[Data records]
[Begin]
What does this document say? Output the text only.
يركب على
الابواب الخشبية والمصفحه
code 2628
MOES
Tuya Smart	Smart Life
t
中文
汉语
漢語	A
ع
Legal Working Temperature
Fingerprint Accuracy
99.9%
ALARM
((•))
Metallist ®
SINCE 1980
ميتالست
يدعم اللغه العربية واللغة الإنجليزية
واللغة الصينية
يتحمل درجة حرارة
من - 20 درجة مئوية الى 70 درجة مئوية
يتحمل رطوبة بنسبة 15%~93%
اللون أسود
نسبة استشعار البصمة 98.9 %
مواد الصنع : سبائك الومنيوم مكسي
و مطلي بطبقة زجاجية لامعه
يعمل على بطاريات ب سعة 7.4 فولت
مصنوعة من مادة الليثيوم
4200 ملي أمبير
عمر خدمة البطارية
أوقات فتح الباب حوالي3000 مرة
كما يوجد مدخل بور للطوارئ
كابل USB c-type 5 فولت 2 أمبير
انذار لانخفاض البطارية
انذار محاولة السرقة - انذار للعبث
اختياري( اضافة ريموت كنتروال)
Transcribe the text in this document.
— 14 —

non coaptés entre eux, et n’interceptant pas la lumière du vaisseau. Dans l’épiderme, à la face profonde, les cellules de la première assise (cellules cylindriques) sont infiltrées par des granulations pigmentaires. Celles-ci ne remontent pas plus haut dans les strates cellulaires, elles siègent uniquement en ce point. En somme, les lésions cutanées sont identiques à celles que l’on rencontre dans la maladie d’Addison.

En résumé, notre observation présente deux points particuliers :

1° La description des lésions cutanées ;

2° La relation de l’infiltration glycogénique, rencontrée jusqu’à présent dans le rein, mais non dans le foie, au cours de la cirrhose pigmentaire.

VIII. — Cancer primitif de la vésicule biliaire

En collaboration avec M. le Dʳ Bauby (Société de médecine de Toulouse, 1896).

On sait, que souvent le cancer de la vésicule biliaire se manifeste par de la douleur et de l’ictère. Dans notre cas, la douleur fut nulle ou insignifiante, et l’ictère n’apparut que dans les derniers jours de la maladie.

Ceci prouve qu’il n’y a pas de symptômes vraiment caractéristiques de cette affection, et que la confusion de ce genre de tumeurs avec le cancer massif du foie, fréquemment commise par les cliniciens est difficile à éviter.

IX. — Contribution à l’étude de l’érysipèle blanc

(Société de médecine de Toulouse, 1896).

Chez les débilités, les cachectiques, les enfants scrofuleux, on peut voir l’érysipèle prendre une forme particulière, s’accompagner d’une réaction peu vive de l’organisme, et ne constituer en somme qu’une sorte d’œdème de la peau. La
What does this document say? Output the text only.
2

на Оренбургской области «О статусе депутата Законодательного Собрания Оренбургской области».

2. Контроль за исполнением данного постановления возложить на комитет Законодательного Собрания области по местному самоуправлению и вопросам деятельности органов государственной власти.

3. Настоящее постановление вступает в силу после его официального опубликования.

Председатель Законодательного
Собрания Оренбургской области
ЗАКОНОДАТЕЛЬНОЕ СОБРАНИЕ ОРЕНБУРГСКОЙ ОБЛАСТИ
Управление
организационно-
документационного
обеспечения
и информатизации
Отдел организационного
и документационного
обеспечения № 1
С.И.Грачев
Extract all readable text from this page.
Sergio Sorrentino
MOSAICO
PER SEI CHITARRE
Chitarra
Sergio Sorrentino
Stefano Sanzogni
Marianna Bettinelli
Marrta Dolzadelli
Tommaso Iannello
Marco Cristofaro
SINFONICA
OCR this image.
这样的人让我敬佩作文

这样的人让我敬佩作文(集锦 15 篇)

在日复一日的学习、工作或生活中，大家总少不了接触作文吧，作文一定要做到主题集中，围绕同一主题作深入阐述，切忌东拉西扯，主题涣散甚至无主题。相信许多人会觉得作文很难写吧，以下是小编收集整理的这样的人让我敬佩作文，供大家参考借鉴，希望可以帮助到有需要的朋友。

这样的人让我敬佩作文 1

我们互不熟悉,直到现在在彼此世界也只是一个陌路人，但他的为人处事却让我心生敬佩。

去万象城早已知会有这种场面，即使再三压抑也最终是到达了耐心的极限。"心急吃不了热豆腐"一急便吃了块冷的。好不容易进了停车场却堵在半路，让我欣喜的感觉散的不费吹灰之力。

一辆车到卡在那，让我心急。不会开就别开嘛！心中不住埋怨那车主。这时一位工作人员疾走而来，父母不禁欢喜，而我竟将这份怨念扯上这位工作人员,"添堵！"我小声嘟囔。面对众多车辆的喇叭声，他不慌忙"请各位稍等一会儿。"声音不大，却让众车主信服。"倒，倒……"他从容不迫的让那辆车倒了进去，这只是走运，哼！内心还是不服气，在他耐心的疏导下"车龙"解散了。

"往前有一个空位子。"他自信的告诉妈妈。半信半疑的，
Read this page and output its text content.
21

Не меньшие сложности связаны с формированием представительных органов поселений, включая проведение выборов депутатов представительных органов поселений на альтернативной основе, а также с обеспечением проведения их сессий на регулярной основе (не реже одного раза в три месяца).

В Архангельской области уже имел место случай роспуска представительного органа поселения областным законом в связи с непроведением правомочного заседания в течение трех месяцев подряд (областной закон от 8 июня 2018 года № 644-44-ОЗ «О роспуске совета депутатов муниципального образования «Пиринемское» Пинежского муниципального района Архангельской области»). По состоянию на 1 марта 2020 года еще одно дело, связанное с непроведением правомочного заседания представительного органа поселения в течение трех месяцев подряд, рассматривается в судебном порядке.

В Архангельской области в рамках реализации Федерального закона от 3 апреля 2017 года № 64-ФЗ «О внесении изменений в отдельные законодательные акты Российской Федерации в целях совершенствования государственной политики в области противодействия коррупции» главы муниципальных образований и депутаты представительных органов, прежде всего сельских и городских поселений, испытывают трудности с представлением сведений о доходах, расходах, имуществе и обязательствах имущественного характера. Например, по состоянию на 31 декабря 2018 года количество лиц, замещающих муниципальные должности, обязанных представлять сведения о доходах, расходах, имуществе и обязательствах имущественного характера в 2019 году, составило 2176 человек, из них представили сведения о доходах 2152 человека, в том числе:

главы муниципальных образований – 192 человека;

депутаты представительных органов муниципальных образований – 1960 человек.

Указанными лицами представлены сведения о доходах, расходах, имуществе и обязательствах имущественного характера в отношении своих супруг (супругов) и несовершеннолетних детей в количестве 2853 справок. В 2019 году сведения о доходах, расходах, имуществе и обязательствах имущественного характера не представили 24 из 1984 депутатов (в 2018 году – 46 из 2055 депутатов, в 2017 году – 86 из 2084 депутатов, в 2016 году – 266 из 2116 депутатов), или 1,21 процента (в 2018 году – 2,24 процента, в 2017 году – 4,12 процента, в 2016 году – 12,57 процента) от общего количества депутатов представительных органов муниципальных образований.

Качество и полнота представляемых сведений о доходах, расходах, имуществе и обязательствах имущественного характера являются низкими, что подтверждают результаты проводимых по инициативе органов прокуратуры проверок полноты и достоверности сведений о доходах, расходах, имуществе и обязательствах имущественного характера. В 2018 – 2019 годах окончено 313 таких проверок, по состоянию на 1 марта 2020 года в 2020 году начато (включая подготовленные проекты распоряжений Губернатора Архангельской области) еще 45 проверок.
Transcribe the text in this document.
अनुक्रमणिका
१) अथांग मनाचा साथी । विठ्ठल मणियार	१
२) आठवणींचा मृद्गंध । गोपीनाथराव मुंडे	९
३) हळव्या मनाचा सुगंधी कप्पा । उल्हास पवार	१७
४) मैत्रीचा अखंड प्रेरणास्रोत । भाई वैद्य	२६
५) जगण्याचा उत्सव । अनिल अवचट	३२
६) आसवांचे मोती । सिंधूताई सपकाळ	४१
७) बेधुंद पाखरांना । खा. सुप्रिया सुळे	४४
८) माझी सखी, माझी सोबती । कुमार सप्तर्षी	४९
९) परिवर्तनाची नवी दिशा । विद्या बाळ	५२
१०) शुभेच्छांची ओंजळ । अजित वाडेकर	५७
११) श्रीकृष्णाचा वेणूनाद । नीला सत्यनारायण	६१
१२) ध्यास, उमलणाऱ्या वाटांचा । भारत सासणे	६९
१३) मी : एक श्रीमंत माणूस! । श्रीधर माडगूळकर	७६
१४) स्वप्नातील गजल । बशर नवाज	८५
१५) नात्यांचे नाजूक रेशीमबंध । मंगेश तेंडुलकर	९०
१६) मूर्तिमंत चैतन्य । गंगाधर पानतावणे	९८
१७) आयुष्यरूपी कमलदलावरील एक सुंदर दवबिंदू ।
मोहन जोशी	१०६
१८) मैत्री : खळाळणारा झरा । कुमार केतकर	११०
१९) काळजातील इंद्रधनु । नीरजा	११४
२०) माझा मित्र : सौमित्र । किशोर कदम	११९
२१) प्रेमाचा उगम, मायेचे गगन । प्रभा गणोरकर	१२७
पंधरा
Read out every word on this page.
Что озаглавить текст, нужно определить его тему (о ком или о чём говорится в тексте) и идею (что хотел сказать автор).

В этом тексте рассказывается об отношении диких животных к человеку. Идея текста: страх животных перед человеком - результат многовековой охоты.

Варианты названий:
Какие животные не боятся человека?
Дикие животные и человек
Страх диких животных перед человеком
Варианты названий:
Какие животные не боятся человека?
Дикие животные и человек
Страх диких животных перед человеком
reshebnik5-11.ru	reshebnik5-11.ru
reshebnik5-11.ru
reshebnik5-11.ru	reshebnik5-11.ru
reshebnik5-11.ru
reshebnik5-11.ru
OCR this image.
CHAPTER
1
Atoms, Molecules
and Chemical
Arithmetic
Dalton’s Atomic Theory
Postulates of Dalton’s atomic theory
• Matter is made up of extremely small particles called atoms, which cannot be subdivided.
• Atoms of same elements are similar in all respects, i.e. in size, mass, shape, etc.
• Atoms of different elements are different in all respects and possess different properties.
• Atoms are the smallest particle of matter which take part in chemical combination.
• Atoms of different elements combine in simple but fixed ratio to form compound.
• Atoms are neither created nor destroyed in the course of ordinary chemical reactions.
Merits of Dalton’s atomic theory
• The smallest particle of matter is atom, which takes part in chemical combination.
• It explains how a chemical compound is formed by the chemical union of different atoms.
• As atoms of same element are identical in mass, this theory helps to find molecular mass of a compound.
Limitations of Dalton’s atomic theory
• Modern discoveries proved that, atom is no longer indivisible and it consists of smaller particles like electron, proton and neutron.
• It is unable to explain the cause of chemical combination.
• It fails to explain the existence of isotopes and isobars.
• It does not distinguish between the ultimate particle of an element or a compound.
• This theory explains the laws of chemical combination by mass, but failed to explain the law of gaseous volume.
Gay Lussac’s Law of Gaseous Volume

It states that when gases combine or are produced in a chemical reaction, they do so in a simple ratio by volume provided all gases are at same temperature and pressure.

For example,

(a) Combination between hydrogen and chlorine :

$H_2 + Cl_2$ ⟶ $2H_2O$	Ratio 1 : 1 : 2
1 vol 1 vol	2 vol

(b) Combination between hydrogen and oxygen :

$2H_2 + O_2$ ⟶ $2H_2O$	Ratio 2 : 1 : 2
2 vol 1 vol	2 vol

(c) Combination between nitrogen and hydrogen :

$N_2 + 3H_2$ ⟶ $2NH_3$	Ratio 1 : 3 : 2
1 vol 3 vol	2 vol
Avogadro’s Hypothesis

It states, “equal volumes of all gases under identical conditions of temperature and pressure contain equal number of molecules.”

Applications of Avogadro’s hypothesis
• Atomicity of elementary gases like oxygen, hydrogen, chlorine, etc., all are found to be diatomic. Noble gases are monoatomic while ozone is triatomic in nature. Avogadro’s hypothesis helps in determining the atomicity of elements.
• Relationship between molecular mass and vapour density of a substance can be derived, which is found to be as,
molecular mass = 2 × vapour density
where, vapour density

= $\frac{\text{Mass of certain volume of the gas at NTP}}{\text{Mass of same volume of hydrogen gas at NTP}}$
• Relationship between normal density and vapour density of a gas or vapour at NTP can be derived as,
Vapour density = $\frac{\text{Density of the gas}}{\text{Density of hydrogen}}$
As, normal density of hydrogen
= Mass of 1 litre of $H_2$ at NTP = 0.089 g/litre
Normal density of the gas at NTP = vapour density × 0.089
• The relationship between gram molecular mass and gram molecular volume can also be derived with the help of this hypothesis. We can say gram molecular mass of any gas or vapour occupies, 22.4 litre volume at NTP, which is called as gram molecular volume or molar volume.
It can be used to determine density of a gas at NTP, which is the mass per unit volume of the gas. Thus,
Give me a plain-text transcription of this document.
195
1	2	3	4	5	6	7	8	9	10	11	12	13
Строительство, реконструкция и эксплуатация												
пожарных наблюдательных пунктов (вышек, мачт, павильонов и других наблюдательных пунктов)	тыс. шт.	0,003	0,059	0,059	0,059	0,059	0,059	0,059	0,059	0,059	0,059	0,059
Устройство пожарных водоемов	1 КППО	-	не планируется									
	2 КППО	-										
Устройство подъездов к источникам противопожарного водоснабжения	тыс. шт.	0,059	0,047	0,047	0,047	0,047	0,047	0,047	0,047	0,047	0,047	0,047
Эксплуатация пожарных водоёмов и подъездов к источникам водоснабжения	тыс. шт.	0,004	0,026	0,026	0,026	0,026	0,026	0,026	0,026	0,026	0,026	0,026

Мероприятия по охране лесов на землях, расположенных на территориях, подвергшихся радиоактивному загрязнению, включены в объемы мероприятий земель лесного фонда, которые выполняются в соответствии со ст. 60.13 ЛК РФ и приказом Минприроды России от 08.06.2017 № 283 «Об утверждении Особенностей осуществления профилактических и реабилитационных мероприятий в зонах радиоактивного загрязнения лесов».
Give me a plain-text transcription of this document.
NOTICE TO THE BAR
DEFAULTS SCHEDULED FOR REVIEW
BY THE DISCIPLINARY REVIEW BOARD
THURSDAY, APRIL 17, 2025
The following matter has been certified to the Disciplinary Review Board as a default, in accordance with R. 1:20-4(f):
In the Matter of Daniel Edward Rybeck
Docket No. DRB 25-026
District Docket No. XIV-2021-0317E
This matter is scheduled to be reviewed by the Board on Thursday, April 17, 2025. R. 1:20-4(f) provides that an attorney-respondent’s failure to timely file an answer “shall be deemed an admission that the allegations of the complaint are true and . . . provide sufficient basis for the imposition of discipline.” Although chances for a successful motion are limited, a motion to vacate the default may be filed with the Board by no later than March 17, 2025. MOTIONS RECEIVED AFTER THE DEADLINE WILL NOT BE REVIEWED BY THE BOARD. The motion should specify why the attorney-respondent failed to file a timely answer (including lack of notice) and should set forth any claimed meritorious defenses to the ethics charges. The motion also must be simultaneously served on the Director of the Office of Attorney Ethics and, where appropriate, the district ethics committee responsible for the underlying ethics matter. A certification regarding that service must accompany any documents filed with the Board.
[End]
*Short problem*
Copy each line of the records containing the string "particles".

*Answer below*
• Matter is made up of extremely small particles called atoms, which cannot be subdivided.
• Modern discoveries proved that, atom is no longer indivisible and it consists of smaller particles like electron, proton and neutron.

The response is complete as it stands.